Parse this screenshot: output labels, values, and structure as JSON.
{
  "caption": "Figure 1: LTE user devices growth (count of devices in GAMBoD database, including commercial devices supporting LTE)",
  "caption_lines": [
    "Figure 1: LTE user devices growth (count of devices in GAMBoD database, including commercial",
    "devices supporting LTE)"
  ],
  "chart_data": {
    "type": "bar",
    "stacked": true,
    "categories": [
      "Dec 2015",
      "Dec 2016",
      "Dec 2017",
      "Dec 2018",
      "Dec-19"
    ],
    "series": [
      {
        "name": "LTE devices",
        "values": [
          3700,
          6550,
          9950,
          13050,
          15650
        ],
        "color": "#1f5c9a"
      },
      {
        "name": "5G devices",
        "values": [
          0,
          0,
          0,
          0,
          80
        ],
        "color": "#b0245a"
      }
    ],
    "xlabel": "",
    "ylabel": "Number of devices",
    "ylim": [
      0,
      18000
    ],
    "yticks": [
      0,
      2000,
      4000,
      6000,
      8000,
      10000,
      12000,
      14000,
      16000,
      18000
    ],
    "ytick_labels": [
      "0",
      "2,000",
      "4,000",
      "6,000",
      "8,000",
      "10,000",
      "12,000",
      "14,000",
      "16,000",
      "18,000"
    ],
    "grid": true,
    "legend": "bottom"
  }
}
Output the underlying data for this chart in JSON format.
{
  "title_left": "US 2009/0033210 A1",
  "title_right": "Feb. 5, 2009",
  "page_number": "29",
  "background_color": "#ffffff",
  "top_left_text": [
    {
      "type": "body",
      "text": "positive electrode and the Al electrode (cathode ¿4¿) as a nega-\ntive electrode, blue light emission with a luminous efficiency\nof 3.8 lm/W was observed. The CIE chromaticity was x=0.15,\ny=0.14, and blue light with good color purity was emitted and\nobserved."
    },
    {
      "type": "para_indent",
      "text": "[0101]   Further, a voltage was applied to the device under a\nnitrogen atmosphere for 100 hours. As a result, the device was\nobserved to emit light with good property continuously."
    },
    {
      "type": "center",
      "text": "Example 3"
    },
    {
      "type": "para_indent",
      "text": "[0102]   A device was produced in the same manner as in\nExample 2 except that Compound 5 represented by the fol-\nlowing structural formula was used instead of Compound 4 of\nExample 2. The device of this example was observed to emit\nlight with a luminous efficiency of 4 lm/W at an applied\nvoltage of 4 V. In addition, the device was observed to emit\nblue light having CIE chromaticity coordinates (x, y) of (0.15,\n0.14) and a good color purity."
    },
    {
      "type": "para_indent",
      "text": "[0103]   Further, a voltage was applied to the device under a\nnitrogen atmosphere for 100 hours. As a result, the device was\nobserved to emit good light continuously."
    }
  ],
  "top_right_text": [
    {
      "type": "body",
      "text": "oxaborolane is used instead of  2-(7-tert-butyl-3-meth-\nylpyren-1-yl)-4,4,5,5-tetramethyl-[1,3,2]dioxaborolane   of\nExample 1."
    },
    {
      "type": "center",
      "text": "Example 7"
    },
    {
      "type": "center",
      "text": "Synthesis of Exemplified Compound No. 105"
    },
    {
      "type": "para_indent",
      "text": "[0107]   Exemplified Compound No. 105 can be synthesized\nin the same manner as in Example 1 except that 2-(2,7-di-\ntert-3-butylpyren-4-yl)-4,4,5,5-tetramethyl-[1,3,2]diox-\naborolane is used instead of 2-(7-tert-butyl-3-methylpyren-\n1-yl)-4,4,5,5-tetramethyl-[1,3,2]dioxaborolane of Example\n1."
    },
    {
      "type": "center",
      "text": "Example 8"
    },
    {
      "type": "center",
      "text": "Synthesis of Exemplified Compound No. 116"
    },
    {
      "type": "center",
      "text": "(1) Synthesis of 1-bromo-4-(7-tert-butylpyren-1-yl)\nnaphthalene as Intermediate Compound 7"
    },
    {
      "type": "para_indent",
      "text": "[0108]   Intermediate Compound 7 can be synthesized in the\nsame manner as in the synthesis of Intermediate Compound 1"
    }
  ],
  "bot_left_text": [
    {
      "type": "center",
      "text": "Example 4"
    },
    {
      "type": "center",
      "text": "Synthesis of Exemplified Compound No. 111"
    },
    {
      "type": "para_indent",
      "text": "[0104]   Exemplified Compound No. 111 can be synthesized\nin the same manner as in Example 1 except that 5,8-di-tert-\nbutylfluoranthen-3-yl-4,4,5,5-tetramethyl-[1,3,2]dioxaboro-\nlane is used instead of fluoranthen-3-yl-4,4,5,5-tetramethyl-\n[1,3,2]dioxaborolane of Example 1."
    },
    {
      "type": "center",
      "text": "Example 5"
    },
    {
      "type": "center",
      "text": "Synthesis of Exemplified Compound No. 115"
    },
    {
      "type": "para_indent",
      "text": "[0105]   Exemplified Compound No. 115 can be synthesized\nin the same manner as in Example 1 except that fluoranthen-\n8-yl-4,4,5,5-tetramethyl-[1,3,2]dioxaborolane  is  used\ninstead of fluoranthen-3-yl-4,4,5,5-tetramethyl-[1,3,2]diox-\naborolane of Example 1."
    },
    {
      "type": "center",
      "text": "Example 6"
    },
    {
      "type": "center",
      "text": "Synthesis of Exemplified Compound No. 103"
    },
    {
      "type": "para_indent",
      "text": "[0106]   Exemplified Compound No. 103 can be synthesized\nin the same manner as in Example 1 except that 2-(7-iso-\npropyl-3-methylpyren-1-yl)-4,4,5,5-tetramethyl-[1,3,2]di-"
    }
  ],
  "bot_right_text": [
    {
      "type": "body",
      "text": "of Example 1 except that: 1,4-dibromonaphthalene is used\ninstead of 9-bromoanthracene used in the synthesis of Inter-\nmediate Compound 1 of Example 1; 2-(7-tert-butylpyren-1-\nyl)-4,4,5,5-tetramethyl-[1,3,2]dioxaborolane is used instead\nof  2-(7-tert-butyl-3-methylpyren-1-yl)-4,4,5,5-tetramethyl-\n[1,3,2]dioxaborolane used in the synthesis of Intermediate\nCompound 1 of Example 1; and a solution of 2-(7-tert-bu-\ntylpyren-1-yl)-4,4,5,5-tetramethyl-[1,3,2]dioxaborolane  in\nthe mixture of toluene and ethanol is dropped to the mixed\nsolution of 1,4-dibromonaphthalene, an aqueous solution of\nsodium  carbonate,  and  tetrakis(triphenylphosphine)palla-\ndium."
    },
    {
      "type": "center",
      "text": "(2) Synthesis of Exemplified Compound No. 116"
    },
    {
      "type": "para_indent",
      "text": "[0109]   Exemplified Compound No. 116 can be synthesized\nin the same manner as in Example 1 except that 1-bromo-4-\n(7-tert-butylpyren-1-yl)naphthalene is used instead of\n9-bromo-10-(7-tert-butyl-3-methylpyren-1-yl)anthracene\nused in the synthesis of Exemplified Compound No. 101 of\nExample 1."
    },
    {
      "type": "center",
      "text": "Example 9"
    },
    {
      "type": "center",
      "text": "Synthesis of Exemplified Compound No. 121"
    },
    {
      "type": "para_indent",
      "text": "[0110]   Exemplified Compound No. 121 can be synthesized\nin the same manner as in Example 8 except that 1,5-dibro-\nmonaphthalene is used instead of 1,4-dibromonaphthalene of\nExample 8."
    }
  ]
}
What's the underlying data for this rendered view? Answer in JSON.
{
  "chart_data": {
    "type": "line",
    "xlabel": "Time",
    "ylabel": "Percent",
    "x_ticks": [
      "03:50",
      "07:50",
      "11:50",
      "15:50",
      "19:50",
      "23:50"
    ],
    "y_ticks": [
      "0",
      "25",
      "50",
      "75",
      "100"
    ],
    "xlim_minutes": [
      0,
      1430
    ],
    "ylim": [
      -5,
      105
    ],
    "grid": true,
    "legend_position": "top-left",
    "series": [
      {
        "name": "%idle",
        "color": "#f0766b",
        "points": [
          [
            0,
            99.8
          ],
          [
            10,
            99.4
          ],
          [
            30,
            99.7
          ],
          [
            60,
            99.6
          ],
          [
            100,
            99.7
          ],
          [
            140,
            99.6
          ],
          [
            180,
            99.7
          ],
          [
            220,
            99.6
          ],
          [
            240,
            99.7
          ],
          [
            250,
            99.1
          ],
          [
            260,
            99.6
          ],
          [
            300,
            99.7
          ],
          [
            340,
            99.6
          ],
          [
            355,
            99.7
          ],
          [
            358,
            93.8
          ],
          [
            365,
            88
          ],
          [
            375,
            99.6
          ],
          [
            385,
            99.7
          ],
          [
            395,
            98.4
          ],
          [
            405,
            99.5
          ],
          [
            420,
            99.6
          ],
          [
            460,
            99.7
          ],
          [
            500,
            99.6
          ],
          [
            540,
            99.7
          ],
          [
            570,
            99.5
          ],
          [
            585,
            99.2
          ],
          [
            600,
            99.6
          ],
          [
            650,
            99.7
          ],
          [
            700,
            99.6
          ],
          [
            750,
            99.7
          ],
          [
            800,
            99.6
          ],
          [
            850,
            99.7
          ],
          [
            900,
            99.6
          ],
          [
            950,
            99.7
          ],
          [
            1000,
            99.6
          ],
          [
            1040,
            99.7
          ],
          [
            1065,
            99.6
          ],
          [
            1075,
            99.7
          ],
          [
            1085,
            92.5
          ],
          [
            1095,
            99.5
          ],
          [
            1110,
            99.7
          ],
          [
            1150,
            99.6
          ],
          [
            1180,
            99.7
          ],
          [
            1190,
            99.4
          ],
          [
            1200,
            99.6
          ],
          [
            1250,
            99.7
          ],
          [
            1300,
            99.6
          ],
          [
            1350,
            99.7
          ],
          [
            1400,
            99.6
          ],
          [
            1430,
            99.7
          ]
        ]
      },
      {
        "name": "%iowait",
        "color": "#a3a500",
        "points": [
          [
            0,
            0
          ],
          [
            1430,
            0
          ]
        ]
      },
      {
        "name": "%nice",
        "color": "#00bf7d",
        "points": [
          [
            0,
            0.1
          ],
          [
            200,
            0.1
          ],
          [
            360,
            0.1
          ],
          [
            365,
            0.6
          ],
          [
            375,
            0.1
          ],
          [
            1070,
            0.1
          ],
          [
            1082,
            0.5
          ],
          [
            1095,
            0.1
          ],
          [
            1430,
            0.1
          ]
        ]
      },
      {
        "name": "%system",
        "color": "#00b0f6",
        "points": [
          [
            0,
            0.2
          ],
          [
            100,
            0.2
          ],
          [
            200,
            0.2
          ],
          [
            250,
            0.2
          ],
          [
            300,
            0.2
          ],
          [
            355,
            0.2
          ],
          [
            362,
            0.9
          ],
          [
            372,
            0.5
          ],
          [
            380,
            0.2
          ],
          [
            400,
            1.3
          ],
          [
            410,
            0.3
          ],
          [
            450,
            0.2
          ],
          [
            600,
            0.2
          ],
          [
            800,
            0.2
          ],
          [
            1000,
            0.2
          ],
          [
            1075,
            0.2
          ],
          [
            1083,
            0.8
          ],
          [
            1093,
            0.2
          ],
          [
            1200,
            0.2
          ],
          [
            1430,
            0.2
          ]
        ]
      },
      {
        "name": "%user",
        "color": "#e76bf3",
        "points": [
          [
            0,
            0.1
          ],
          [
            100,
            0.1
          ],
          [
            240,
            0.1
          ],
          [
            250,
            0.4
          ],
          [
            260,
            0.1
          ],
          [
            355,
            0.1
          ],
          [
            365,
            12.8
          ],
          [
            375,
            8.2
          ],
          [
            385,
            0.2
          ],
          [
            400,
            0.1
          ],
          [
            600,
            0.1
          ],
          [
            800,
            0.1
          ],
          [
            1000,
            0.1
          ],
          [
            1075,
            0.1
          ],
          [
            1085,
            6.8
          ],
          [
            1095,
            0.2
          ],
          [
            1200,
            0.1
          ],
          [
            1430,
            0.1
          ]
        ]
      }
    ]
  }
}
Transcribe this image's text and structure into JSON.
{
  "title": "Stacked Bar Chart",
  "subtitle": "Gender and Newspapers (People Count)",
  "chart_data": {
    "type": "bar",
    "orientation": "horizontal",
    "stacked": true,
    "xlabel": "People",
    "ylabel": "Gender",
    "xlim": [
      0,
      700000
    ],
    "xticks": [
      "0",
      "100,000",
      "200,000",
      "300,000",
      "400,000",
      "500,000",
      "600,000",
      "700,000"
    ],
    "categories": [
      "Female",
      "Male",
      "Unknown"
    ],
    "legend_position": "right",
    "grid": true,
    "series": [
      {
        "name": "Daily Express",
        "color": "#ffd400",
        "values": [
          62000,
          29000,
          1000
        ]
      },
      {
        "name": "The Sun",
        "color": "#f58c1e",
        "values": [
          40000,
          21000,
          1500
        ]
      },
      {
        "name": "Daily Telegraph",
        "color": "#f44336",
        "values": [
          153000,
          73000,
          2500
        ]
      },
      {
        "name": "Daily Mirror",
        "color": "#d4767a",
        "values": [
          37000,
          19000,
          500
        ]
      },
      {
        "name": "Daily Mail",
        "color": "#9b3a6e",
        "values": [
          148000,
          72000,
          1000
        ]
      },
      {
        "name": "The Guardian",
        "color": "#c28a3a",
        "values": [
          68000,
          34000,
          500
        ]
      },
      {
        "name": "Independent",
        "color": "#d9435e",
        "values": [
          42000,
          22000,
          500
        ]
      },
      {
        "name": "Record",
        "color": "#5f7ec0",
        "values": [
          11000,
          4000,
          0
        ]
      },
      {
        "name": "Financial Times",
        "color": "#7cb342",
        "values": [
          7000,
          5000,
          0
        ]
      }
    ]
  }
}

━━━━━━━━━━

#### [DO THIS]
Identify each line in the entries with the word "hours" and copy it.

#### [SOLUTION TO THE PROBLEM]
      "text": "[0101]   Further, a voltage was applied to the device under a\nnitrogen atmosphere for 100 hours. As a result, the device was\nobserved to emit light with good property continuously."
      "text": "[0103]   Further, a voltage was applied to the device under a\nnitrogen atmosphere for 100 hours. As a result, the device was\nobserved to emit good light continuously."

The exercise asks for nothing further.